Supplied data start

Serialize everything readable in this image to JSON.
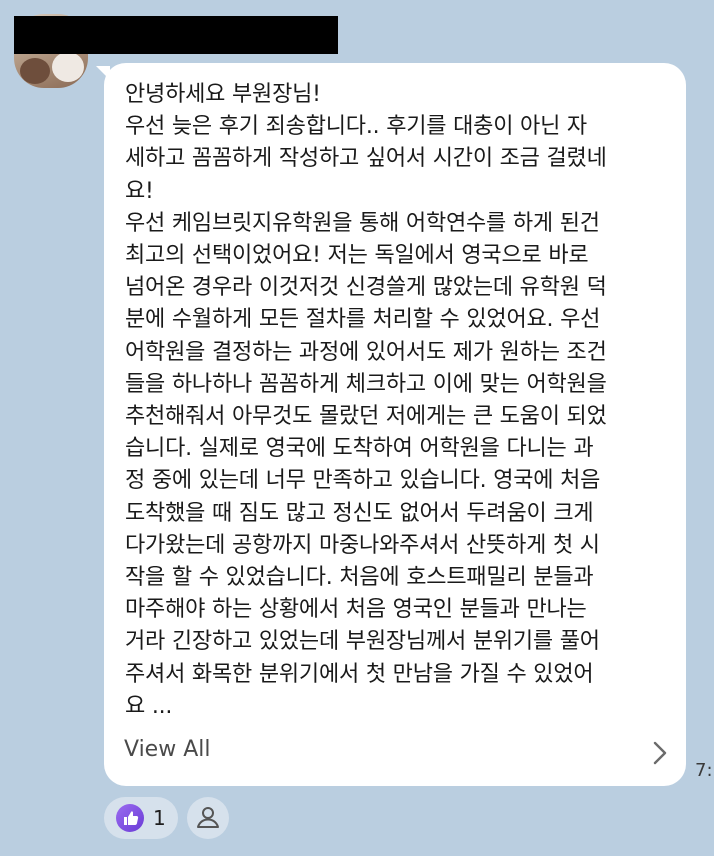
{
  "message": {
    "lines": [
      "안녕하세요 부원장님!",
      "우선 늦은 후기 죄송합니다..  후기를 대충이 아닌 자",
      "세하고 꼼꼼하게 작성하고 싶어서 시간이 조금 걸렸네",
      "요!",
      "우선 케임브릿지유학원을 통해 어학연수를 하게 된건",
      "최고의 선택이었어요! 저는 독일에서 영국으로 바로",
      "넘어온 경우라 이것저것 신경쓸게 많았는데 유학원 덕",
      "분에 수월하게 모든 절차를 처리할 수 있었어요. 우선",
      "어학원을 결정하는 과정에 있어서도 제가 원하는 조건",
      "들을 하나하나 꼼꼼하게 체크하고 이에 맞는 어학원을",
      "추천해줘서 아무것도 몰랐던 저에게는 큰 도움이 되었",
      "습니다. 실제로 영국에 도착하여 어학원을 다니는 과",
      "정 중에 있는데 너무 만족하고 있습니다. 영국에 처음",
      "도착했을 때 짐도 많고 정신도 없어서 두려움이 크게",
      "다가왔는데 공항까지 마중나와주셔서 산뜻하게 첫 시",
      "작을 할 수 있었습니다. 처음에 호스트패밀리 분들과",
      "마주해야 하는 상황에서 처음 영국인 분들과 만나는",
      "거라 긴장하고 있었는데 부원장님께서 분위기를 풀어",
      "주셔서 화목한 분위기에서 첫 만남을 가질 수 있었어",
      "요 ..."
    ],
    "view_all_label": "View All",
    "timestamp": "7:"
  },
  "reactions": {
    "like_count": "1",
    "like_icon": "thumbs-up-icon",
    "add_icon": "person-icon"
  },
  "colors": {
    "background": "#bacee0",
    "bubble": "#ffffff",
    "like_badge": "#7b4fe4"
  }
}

Supplied data end

[Goal] Quote every record above exactly, leaving out any pictures.

[Response below]
Serialize everything readable in this image to JSON.
{
  "message": {
    "lines": [
      "안녕하세요 부원장님!",
      "우선 늦은 후기 죄송합니다..  후기를 대충이 아닌 자",
      "세하고 꼼꼼하게 작성하고 싶어서 시간이 조금 걸렸네",
      "요!",
      "우선 케임브릿지유학원을 통해 어학연수를 하게 된건",
      "최고의 선택이었어요! 저는 독일에서 영국으로 바로",
      "넘어온 경우라 이것저것 신경쓸게 많았는데 유학원 덕",
      "분에 수월하게 모든 절차를 처리할 수 있었어요. 우선",
      "어학원을 결정하는 과정에 있어서도 제가 원하는 조건",
      "들을 하나하나 꼼꼼하게 체크하고 이에 맞는 어학원을",
      "추천해줘서 아무것도 몰랐던 저에게는 큰 도움이 되었",
      "습니다. 실제로 영국에 도착하여 어학원을 다니는 과",
      "정 중에 있는데 너무 만족하고 있습니다. 영국에 처음",
      "도착했을 때 짐도 많고 정신도 없어서 두려움이 크게",
      "다가왔는데 공항까지 마중나와주셔서 산뜻하게 첫 시",
      "작을 할 수 있었습니다. 처음에 호스트패밀리 분들과",
      "마주해야 하는 상황에서 처음 영국인 분들과 만나는",
      "거라 긴장하고 있었는데 부원장님께서 분위기를 풀어",
      "주셔서 화목한 분위기에서 첫 만남을 가질 수 있었어",
      "요 ..."
    ],
    "view_all_label": "View All",
    "timestamp": "7:"
  },
  "reactions": {
    "like_count": "1",
    "like_icon": "thumbs-up-icon",
    "add_icon": "person-icon"
  },
  "colors": {
    "background": "#bacee0",
    "bubble": "#ffffff",
    "like_badge": "#7b4fe4"
  }
}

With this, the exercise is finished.